··· Material supplied ···

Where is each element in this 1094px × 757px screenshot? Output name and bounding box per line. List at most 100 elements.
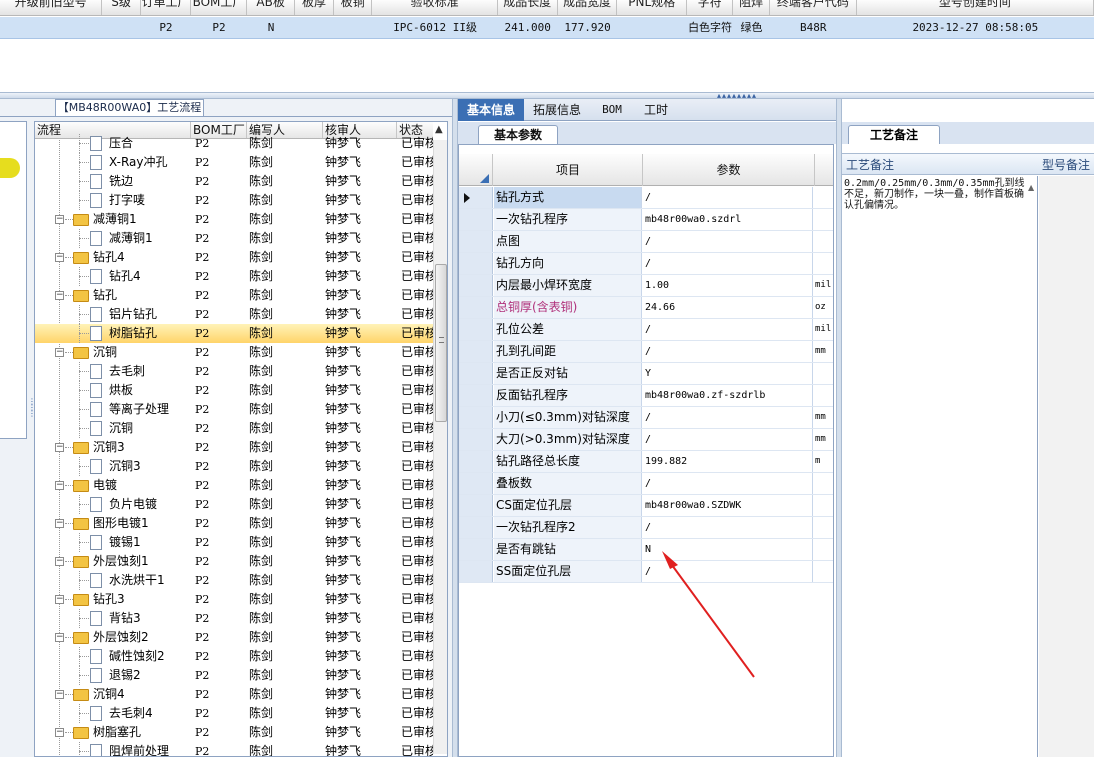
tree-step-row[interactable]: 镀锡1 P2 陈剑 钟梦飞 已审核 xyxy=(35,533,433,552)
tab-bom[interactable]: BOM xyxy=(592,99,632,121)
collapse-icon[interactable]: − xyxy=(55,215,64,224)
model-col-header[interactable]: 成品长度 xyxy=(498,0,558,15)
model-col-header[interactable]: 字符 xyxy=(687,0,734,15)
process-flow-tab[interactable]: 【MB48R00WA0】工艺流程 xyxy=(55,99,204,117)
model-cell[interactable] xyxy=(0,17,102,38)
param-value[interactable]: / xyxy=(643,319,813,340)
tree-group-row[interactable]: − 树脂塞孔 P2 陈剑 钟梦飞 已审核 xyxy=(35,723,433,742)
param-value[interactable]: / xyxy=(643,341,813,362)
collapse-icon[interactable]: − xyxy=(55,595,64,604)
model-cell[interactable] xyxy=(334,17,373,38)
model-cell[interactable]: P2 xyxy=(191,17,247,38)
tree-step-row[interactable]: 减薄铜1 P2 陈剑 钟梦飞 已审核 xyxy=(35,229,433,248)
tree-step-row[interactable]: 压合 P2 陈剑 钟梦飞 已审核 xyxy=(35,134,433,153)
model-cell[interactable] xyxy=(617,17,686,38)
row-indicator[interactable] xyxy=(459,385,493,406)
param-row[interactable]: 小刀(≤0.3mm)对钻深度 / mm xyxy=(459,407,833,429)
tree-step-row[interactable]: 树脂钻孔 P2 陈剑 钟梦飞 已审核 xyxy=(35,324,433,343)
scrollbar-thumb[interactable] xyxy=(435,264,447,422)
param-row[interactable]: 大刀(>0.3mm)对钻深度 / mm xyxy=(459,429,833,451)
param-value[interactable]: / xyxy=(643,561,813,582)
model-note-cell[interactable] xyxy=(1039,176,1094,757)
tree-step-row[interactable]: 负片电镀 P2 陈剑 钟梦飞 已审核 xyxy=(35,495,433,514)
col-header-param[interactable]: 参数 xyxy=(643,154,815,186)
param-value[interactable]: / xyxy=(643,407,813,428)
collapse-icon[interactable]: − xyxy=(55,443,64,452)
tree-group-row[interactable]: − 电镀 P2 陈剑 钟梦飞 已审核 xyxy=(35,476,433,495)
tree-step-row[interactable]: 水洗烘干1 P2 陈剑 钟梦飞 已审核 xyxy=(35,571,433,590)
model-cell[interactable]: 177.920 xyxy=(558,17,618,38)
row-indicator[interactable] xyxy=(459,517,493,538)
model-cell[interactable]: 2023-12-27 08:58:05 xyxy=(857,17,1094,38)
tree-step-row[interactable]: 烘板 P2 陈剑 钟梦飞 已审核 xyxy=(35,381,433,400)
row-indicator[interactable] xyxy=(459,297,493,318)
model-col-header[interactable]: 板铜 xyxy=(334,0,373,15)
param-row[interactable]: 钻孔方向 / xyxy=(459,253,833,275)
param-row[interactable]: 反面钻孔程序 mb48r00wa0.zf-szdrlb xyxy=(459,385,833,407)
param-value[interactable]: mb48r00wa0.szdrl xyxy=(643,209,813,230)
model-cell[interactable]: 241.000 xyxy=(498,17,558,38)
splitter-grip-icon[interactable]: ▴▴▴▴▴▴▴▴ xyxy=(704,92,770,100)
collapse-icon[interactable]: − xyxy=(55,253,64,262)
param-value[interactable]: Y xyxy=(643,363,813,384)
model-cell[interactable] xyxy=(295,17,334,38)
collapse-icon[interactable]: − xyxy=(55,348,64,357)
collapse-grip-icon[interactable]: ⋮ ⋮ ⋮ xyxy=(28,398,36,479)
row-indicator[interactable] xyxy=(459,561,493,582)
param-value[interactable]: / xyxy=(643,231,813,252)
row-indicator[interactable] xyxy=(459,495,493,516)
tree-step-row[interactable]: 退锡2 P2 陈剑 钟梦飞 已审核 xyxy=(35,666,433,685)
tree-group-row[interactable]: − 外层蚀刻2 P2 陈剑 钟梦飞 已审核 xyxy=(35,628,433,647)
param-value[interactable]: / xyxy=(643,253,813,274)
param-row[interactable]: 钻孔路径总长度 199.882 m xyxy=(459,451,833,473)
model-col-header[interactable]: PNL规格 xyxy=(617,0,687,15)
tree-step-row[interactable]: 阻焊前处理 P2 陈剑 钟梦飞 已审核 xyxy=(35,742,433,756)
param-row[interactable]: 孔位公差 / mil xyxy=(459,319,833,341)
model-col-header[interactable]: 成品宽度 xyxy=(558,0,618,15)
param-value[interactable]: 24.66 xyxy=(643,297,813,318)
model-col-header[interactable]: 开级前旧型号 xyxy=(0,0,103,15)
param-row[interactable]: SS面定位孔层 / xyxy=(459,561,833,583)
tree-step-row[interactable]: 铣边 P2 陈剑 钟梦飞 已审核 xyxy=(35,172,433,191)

···

> Requirements: Please give every line of the rows above as a numbered list, skipping blank lines and leaving out the pictures.

> Correct result:
1. Where is each element in this 1094px × 757px screenshot? Output name and bounding box per line. List at most 100 elements.
2. tree-step-row[interactable]: 镀锡1 P2 陈剑 钟梦飞 已审核 xyxy=(35,533,433,552)
3. tab-bom[interactable]: BOM xyxy=(592,99,632,121)
4. collapse-icon[interactable]: − xyxy=(55,215,64,224)
5. model-col-header[interactable]: 成品长度 xyxy=(498,0,558,15)
6. model-col-header[interactable]: 字符 xyxy=(687,0,734,15)
7. process-flow-tab[interactable]: 【MB48R00WA0】工艺流程 xyxy=(55,99,204,117)
8. model-cell[interactable] xyxy=(0,17,102,38)
9. param-value[interactable]: / xyxy=(643,319,813,340)
10. tree-group-row[interactable]: − 树脂塞孔 P2 陈剑 钟梦飞 已审核 xyxy=(35,723,433,742)
11. param-value[interactable]: / xyxy=(643,341,813,362)
12. collapse-icon[interactable]: − xyxy=(55,595,64,604)
13. model-cell[interactable] xyxy=(334,17,373,38)
14. model-cell[interactable]: P2 xyxy=(191,17,247,38)
15. tree-step-row[interactable]: 减薄铜1 P2 陈剑 钟梦飞 已审核 xyxy=(35,229,433,248)
16. tree-step-row[interactable]: 压合 P2 陈剑 钟梦飞 已审核 xyxy=(35,134,433,153)
17. model-cell[interactable] xyxy=(617,17,686,38)
18. row-indicator[interactable] xyxy=(459,385,493,406)
19. param-row[interactable]: 小刀(≤0.3mm)对钻深度 / mm xyxy=(459,407,833,429)
20. tree-step-row[interactable]: 树脂钻孔 P2 陈剑 钟梦飞 已审核 xyxy=(35,324,433,343)
21. scrollbar-thumb[interactable] xyxy=(435,264,447,422)
22. param-row[interactable]: 大刀(>0.3mm)对钻深度 / mm xyxy=(459,429,833,451)
23. param-value[interactable]: / xyxy=(643,561,813,582)
24. model-note-cell[interactable] xyxy=(1039,176,1094,757)
25. tree-step-row[interactable]: 负片电镀 P2 陈剑 钟梦飞 已审核 xyxy=(35,495,433,514)
26. col-header-param[interactable]: 参数 xyxy=(643,154,815,186)
27. param-value[interactable]: / xyxy=(643,407,813,428)
28. collapse-icon[interactable]: − xyxy=(55,443,64,452)
29. tree-group-row[interactable]: − 电镀 P2 陈剑 钟梦飞 已审核 xyxy=(35,476,433,495)
30. tree-step-row[interactable]: 水洗烘干1 P2 陈剑 钟梦飞 已审核 xyxy=(35,571,433,590)
31. model-cell[interactable]: 177.920 xyxy=(558,17,618,38)
32. row-indicator[interactable] xyxy=(459,517,493,538)
33. model-cell[interactable]: 2023-12-27 08:58:05 xyxy=(857,17,1094,38)
34. tree-step-row[interactable]: 烘板 P2 陈剑 钟梦飞 已审核 xyxy=(35,381,433,400)
35. row-indicator[interactable] xyxy=(459,297,493,318)
36. model-col-header[interactable]: 板铜 xyxy=(334,0,373,15)
37. param-row[interactable]: 钻孔方向 / xyxy=(459,253,833,275)
38. param-row[interactable]: 反面钻孔程序 mb48r00wa0.zf-szdrlb xyxy=(459,385,833,407)
39. param-value[interactable]: mb48r00wa0.szdrl xyxy=(643,209,813,230)
40. model-cell[interactable]: 241.000 xyxy=(498,17,558,38)
41. splitter-grip-icon[interactable]: ▴▴▴▴▴▴▴▴ xyxy=(704,92,770,100)
42. collapse-icon[interactable]: − xyxy=(55,253,64,262)
43. param-value[interactable]: Y xyxy=(643,363,813,384)
44. model-cell[interactable] xyxy=(295,17,334,38)
45. collapse-icon[interactable]: − xyxy=(55,348,64,357)
46. collapse-grip-icon[interactable]: ⋮ ⋮ ⋮ xyxy=(28,398,36,479)
47. row-indicator[interactable] xyxy=(459,561,493,582)
48. param-value[interactable]: / xyxy=(643,231,813,252)
49. row-indicator[interactable] xyxy=(459,495,493,516)
50. tree-step-row[interactable]: 退锡2 P2 陈剑 钟梦飞 已审核 xyxy=(35,666,433,685)
51. tree-group-row[interactable]: − 外层蚀刻2 P2 陈剑 钟梦飞 已审核 xyxy=(35,628,433,647)
52. param-value[interactable]: / xyxy=(643,253,813,274)
53. param-row[interactable]: 钻孔路径总长度 199.882 m xyxy=(459,451,833,473)
54. model-col-header[interactable]: PNL规格 xyxy=(617,0,687,15)
55. tree-step-row[interactable]: 阻焊前处理 P2 陈剑 钟梦飞 已审核 xyxy=(35,742,433,756)
56. param-row[interactable]: 孔位公差 / mil xyxy=(459,319,833,341)
57. model-col-header[interactable]: 成品宽度 xyxy=(558,0,618,15)
58. param-value[interactable]: 24.66 xyxy=(643,297,813,318)
59. model-col-header[interactable]: 开级前旧型号 xyxy=(0,0,103,15)
60. param-row[interactable]: SS面定位孔层 / xyxy=(459,561,833,583)
61. tree-step-row[interactable]: 铣边 P2 陈剑 钟梦飞 已审核 xyxy=(35,172,433,191)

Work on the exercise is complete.